Task instructions
The thread on full moon floundering appears below, followed by the entries. List the username of every poster in that thread, in the order they appear.
## Begin Source text
# Full Moon Flounderin



## bowdiddly (Jan 6, 2010)

Alot of giggers say that flounderin during a full moon is not advised. I believe they say that to keep others from goin.
I think the fish come into shallow water so they can see the moon too.
That is just my random ******* thoughts on the matter.
Anyway, the good Lord blessed me with a beautiful full moon Friday nite, calm conditions and clear water. He also allowed me to get my limit for a second time this year, although I would have been happy with any amount of fish. Got on the water at 1am and was done and back home by 5am. Most of the fish came from 6"-8" of water near the beach and on sandbars.
One fish had an interesting shape. See pic. Looked to me like it was developed that way as I did not see any scares or blemishes that would indicate and attack by a predator.


----------



## Bravo87 (Jun 19, 2014)

That's a nice mess!


----------



## GROUPERKING (Sep 28, 2011)

They are just more spooky on a full moon and will often run from you.


----------



## Rickpcfl (Nov 12, 2013)

That one was definitely odd shaped. You would think that it was a result of injury, but I can't imagine one surviving a wound that cause that. 

Ether way, good job gigging.


----------



## flounderslayerman (Jun 3, 2011)

Definitely spooky on full moons but that not a reason to stay home. Nice mess of flatties !!!


----------
## End Source text
## Begin Supplied entries
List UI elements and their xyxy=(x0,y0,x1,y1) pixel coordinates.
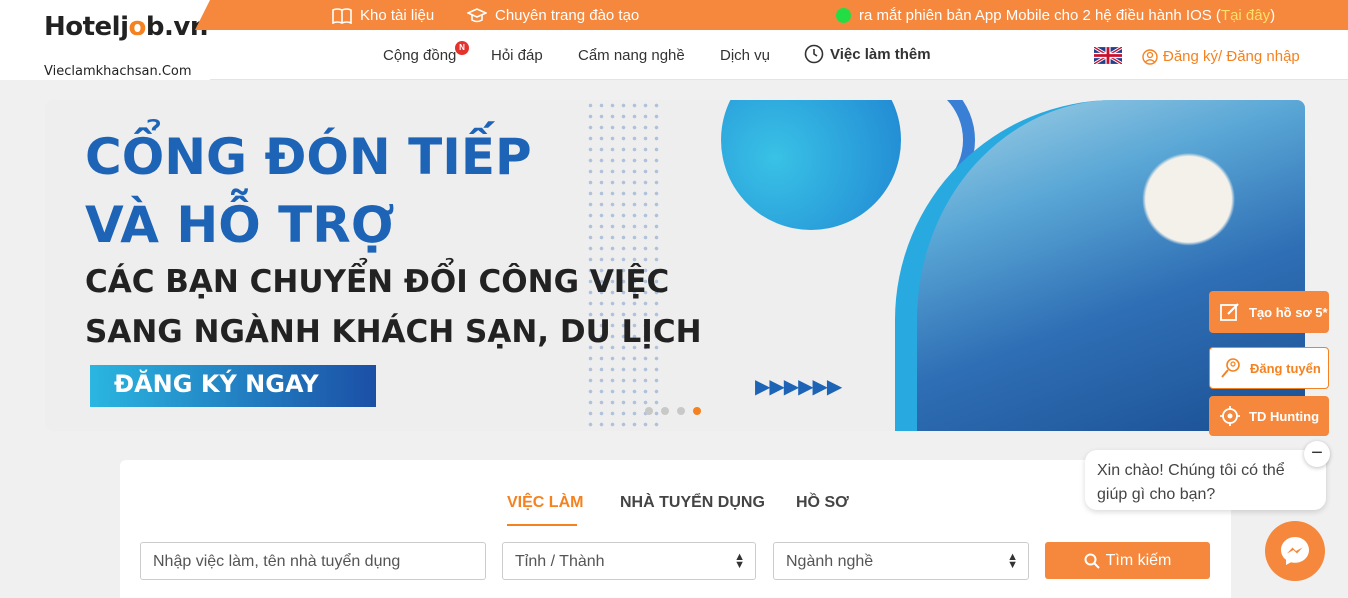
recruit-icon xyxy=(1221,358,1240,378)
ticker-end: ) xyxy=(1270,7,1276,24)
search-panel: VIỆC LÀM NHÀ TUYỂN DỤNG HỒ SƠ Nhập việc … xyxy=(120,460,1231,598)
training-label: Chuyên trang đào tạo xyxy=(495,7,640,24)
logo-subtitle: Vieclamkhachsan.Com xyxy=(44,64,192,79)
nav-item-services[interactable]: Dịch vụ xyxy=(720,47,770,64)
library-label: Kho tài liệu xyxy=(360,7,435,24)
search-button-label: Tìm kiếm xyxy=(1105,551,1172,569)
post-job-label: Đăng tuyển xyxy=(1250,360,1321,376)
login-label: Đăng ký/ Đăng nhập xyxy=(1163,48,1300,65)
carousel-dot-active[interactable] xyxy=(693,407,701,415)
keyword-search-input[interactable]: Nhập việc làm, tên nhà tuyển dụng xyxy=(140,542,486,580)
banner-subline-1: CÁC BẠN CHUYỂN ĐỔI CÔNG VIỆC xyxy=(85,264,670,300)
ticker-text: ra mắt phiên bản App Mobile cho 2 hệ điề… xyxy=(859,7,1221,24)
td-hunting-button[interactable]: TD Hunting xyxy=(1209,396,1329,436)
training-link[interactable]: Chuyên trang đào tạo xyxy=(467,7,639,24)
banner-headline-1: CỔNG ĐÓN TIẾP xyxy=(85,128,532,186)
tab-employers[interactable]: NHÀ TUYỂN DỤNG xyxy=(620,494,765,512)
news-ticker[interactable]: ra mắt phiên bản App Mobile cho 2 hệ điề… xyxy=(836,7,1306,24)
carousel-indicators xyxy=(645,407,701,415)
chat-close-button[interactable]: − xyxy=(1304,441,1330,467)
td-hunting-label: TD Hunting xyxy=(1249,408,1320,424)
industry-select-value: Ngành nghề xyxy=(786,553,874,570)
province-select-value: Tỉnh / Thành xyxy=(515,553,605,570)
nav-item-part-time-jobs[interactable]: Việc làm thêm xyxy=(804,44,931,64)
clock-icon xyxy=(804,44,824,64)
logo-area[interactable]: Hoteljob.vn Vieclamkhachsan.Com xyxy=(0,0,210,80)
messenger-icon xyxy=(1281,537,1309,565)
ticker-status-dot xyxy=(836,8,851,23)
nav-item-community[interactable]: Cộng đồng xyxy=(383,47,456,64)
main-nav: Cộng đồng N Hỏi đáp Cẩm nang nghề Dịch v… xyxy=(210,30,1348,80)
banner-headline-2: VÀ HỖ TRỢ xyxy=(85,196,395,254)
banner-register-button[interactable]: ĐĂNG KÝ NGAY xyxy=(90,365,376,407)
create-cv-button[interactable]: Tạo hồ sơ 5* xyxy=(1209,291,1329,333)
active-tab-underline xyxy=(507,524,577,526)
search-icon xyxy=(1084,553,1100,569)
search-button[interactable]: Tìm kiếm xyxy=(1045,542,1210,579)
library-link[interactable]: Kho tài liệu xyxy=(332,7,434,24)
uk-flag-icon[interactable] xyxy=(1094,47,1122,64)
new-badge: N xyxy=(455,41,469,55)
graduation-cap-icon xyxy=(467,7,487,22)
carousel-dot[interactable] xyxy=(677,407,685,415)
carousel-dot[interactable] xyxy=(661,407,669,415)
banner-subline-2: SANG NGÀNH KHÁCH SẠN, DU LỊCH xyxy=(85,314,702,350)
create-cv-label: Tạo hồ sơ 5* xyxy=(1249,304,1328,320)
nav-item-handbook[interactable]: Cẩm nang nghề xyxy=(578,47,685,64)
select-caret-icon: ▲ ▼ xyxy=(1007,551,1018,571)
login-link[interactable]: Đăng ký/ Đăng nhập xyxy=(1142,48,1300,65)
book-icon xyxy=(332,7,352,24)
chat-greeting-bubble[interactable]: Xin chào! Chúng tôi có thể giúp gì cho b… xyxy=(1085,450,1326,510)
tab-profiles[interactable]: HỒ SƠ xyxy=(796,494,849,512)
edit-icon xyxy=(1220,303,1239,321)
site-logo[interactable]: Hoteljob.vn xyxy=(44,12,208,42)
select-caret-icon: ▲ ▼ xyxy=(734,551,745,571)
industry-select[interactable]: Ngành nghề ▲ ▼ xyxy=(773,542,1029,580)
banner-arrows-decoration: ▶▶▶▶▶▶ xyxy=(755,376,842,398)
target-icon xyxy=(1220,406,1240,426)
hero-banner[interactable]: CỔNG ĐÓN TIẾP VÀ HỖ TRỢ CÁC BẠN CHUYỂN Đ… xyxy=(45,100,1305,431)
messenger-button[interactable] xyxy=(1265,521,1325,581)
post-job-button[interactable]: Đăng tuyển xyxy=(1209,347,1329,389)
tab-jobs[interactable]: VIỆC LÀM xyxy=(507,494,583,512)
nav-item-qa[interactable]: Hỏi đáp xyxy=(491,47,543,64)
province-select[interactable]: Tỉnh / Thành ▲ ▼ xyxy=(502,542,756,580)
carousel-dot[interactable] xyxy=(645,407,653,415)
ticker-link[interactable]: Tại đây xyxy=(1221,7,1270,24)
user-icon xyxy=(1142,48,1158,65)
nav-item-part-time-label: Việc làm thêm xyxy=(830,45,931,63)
## End Supplied entries
Written solution
bowdiddly, Bravo87, GROUPERKING, Rickpcfl, flounderslayerman